● Work to be completed
Report how many lines of the entries below contain the word "ppbv", and nothing more.

---- Supplied material

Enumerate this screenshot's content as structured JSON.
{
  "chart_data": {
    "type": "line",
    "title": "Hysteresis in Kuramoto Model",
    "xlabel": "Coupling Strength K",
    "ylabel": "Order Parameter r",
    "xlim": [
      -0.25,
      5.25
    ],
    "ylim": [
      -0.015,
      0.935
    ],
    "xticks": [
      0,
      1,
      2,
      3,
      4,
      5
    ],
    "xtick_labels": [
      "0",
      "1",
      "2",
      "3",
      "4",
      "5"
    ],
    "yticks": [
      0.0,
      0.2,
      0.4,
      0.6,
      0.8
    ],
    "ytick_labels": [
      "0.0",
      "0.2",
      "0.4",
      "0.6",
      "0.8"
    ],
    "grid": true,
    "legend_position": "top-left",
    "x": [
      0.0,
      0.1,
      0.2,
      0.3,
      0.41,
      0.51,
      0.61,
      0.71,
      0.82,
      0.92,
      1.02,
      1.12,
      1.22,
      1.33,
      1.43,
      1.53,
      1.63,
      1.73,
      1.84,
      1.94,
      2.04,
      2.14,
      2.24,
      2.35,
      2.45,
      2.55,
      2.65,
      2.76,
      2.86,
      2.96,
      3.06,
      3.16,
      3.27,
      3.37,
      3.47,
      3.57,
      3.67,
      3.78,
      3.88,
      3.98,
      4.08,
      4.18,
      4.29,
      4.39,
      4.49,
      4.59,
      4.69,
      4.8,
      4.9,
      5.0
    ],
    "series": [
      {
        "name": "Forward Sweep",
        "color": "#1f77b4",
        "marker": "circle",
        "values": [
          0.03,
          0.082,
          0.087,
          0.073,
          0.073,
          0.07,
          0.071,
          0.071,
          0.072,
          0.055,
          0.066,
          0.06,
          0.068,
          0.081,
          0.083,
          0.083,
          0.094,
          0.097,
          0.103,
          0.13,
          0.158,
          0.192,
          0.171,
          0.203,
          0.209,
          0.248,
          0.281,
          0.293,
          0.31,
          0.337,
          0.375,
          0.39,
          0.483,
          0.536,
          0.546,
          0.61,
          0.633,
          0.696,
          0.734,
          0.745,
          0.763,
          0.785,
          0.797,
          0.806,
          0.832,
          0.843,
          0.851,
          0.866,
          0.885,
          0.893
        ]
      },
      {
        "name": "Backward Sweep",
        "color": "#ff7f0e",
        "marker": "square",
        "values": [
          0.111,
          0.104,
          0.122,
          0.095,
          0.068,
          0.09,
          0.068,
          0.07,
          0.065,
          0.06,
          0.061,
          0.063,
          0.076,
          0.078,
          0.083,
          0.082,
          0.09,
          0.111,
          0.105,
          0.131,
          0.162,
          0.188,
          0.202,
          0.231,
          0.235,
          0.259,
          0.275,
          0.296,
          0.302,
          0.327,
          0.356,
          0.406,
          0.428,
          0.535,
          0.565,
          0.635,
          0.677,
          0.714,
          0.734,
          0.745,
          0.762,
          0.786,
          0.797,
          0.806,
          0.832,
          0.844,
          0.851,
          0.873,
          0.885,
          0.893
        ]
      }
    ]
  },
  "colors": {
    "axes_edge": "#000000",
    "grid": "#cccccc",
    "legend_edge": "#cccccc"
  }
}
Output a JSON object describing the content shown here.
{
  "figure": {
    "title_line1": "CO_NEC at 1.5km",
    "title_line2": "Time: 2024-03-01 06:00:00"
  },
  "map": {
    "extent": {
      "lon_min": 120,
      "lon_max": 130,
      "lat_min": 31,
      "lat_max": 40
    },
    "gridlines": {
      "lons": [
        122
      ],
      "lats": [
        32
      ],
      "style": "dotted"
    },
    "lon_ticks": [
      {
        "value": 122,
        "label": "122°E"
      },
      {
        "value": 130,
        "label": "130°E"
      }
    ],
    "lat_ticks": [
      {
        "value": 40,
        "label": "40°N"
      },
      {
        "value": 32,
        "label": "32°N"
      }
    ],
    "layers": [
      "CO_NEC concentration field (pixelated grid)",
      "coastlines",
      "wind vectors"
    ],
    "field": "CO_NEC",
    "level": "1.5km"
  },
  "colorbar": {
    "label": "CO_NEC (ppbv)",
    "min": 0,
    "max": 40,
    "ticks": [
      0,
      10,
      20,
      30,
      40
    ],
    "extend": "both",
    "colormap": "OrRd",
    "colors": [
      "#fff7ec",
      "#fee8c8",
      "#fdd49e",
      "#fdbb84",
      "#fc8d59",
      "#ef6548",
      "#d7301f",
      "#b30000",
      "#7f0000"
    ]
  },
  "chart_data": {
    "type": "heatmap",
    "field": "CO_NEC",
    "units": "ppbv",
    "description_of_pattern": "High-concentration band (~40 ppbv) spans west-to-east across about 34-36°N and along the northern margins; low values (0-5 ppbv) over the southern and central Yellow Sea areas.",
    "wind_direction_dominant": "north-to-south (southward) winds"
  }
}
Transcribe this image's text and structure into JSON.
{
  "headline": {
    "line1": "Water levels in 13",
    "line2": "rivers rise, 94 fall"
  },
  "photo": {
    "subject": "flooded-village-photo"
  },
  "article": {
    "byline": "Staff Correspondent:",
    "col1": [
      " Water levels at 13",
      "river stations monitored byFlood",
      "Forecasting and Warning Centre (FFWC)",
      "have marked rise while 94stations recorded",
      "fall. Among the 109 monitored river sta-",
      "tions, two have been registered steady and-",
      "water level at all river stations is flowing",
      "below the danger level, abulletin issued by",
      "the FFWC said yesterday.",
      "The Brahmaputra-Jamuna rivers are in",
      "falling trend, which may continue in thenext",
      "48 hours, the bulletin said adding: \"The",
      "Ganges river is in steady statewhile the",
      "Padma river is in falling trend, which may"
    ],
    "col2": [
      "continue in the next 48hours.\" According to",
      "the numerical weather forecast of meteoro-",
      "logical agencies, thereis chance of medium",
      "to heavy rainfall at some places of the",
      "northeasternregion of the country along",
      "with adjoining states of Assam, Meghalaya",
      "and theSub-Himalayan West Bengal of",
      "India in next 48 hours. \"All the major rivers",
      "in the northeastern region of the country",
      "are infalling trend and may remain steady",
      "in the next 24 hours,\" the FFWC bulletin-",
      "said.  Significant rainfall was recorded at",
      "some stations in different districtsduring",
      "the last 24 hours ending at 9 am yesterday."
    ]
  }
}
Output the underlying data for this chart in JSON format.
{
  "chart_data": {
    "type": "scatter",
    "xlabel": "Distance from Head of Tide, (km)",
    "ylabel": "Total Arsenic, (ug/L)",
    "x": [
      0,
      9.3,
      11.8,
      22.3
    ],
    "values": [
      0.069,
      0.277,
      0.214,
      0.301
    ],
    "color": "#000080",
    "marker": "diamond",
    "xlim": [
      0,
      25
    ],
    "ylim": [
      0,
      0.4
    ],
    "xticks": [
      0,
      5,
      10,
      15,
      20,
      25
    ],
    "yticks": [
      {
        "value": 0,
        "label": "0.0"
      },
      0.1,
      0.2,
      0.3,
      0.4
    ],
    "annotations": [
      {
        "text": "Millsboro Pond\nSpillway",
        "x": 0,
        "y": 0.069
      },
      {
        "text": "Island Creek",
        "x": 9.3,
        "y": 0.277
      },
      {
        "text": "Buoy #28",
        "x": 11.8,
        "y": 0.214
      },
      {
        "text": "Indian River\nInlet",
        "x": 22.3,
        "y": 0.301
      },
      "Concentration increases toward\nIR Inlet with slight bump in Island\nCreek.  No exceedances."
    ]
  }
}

--------

● Full solution
3